[Exercise goal]
How many lines in these records hold the string "omnium"? Reply with the number alone.

--- START OF Exercise inputs ---

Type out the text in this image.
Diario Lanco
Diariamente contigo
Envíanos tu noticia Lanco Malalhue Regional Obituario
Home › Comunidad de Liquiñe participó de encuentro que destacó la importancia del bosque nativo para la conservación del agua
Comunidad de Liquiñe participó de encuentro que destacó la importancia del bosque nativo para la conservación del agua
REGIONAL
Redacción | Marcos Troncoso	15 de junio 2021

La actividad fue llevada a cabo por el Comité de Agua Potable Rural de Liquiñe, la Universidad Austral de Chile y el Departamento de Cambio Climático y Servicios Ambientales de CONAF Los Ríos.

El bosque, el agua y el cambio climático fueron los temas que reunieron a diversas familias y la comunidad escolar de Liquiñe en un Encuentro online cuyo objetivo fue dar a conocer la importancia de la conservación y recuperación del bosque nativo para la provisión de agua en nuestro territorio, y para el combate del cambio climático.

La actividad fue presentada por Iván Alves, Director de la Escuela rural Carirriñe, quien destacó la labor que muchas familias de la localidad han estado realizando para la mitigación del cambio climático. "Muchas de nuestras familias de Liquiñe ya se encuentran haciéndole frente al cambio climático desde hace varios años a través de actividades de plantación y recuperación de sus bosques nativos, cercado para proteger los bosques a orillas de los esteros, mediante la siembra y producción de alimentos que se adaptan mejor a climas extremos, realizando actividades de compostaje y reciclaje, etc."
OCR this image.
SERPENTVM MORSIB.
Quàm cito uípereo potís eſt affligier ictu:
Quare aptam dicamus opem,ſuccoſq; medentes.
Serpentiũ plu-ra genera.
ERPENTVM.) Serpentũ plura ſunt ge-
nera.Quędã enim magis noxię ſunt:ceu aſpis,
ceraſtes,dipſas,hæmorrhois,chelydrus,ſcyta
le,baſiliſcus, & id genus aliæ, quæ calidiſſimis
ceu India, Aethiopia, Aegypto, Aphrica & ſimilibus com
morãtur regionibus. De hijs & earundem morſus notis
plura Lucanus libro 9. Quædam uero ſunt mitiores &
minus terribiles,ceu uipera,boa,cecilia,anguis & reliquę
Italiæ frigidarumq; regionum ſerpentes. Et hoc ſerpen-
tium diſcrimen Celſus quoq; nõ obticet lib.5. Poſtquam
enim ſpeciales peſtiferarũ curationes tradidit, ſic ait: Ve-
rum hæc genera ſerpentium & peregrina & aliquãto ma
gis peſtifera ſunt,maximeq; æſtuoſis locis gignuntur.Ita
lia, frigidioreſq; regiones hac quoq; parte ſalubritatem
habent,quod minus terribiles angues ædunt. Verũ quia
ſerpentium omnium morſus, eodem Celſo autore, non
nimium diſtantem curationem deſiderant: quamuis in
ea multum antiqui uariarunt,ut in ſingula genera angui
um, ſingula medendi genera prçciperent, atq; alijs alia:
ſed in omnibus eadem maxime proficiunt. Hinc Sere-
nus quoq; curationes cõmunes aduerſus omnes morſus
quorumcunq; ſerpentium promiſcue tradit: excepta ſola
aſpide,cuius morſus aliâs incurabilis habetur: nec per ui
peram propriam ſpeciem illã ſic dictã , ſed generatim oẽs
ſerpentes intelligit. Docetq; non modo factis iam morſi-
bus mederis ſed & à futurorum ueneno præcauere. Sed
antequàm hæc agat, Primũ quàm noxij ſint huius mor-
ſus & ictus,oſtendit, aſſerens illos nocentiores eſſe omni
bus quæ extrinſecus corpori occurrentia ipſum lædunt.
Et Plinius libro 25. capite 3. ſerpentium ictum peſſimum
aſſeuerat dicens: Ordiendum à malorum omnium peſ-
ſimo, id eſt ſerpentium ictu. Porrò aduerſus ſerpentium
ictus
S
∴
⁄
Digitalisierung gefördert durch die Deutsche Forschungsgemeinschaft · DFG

--- END OF Exercise inputs ---
--- START OF Exercise inputs ---

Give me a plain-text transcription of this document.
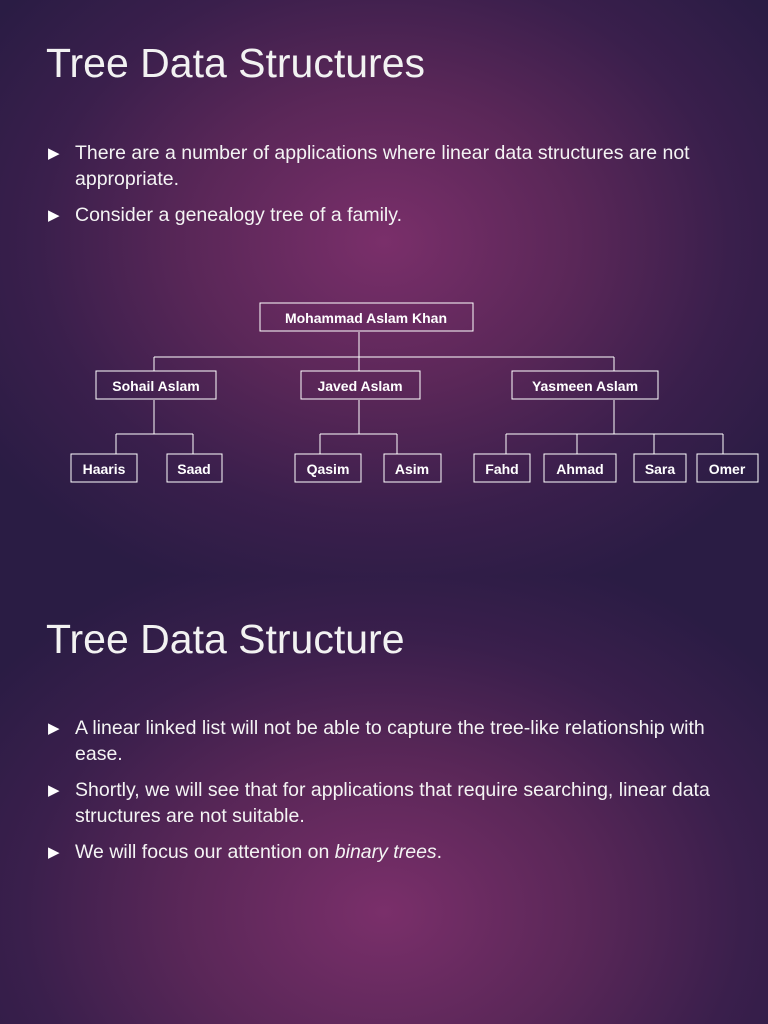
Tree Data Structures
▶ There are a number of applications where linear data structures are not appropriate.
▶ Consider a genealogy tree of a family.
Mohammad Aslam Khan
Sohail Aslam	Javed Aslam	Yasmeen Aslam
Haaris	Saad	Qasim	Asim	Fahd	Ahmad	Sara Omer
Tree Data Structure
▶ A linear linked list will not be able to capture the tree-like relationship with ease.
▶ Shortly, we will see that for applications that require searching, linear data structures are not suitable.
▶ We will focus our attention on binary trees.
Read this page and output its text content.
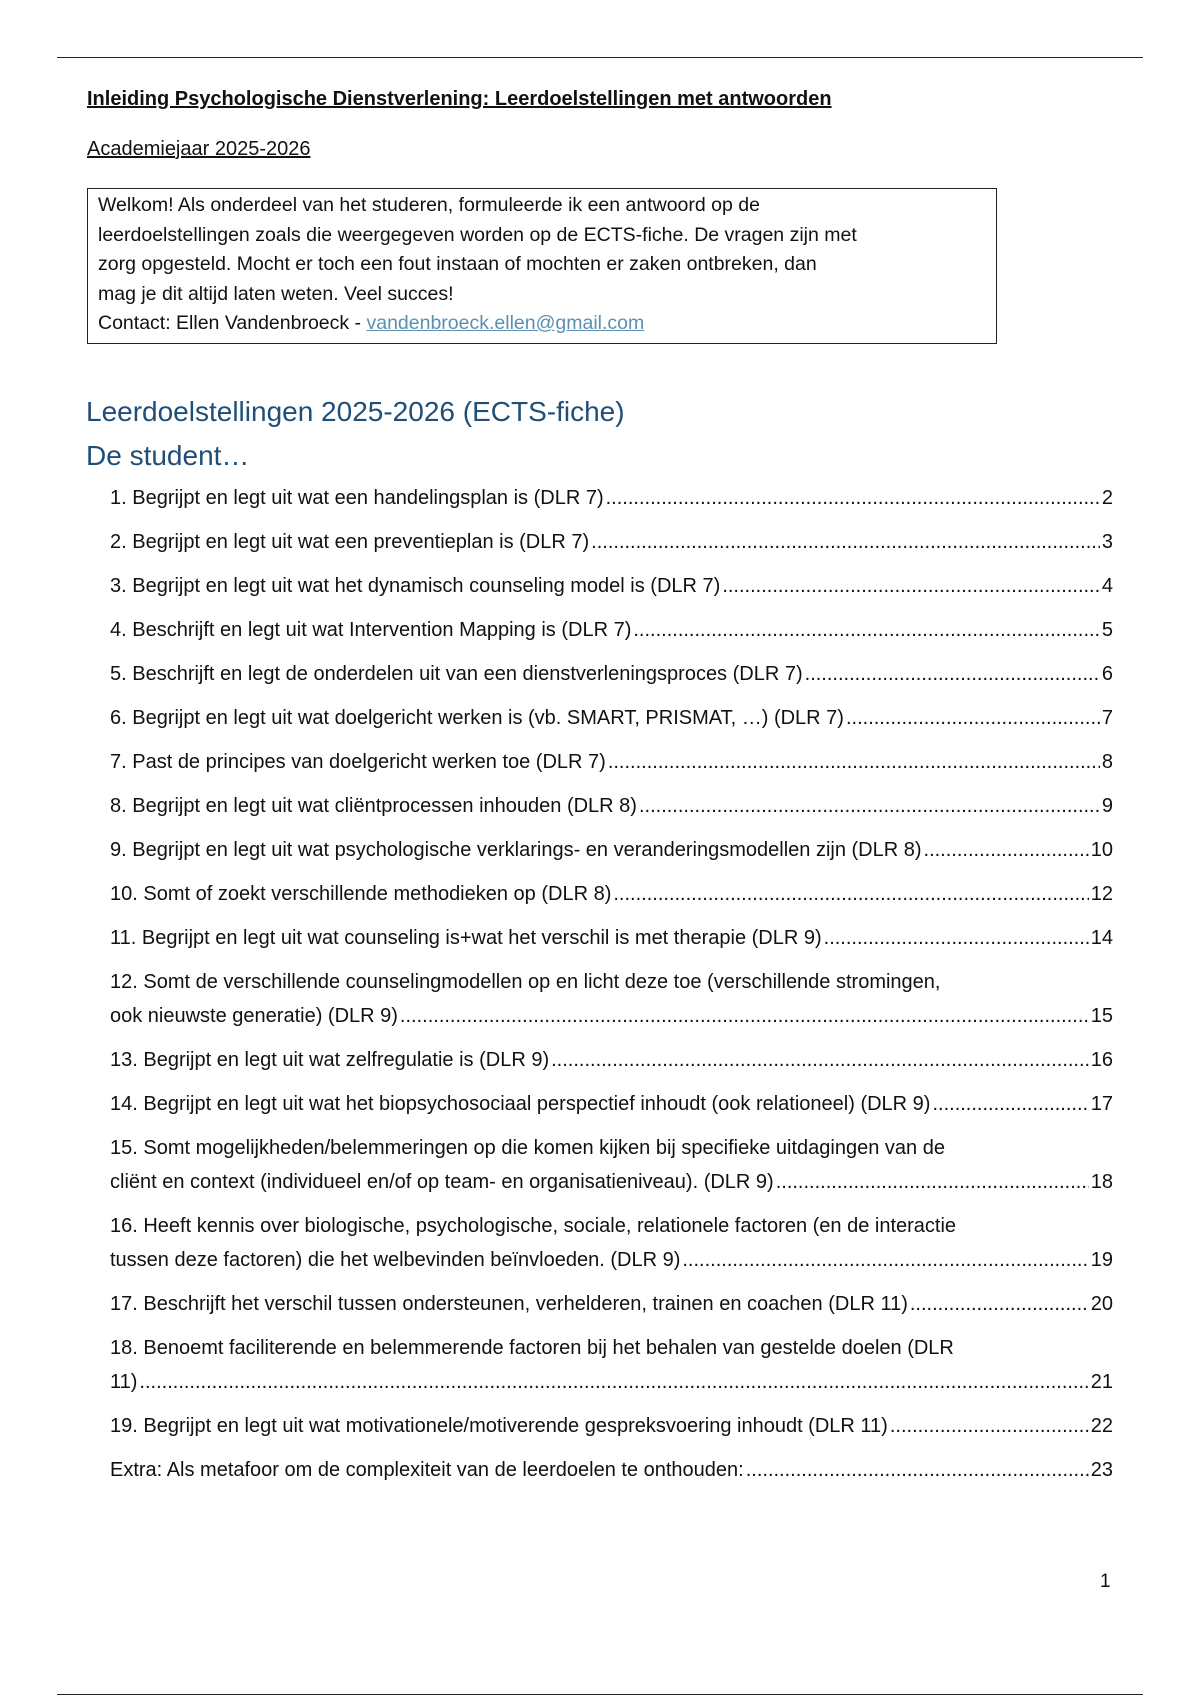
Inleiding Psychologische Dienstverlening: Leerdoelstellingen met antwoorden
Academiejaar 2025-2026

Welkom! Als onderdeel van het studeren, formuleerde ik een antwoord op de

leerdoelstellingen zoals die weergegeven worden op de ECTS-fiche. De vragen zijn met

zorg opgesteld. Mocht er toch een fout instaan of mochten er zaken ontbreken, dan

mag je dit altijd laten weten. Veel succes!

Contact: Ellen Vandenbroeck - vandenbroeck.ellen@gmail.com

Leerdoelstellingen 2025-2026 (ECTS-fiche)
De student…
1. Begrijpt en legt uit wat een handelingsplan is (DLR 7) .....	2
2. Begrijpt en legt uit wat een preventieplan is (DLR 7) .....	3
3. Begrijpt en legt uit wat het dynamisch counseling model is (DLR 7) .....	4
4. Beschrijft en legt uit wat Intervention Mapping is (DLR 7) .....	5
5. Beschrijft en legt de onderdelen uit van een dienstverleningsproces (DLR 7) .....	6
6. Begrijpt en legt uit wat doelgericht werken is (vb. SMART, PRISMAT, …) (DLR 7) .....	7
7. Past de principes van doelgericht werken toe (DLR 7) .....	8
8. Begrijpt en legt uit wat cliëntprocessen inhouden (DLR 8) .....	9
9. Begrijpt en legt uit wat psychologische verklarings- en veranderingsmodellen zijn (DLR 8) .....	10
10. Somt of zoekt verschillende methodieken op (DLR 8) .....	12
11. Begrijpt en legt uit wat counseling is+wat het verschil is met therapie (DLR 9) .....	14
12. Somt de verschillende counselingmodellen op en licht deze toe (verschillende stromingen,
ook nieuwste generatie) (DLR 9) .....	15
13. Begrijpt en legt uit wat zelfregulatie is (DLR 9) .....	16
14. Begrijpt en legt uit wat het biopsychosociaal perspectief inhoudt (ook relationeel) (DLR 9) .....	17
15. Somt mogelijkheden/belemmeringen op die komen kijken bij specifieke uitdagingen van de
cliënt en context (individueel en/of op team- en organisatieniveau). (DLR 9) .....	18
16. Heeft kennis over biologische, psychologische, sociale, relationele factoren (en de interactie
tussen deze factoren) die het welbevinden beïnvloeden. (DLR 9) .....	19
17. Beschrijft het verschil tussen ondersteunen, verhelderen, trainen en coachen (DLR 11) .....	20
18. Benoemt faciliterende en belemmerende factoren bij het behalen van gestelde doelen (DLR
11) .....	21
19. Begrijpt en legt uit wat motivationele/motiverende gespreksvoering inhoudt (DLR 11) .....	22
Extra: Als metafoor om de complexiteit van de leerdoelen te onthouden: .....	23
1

--- END OF Exercise inputs ---
--- START OF Exercise inputs ---

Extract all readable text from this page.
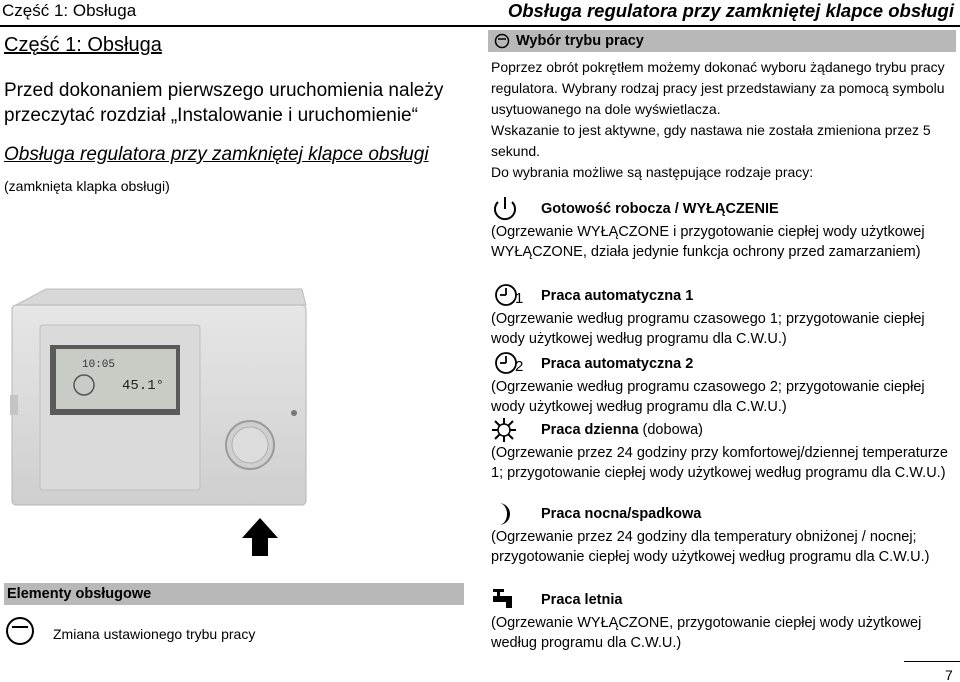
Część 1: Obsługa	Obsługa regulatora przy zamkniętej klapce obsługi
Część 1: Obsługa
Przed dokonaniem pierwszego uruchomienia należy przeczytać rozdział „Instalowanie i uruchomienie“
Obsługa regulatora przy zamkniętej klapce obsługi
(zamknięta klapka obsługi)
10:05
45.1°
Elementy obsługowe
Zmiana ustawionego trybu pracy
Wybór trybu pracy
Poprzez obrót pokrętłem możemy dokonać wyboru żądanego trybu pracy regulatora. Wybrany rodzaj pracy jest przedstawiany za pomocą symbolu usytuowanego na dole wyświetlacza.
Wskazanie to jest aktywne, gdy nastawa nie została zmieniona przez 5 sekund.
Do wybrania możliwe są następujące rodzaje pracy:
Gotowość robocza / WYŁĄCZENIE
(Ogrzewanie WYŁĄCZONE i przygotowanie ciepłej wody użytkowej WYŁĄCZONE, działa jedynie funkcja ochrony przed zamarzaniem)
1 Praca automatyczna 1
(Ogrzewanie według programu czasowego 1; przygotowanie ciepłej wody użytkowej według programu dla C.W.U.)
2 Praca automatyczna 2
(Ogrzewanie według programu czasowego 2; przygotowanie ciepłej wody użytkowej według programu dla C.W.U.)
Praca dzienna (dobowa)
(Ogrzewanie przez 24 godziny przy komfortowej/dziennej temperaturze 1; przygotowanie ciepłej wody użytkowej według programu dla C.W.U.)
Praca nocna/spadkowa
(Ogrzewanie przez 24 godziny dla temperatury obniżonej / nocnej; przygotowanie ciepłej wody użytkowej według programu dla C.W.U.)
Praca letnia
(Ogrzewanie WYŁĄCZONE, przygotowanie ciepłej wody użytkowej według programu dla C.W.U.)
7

--- END OF Exercise inputs ---

[Exercise result]
2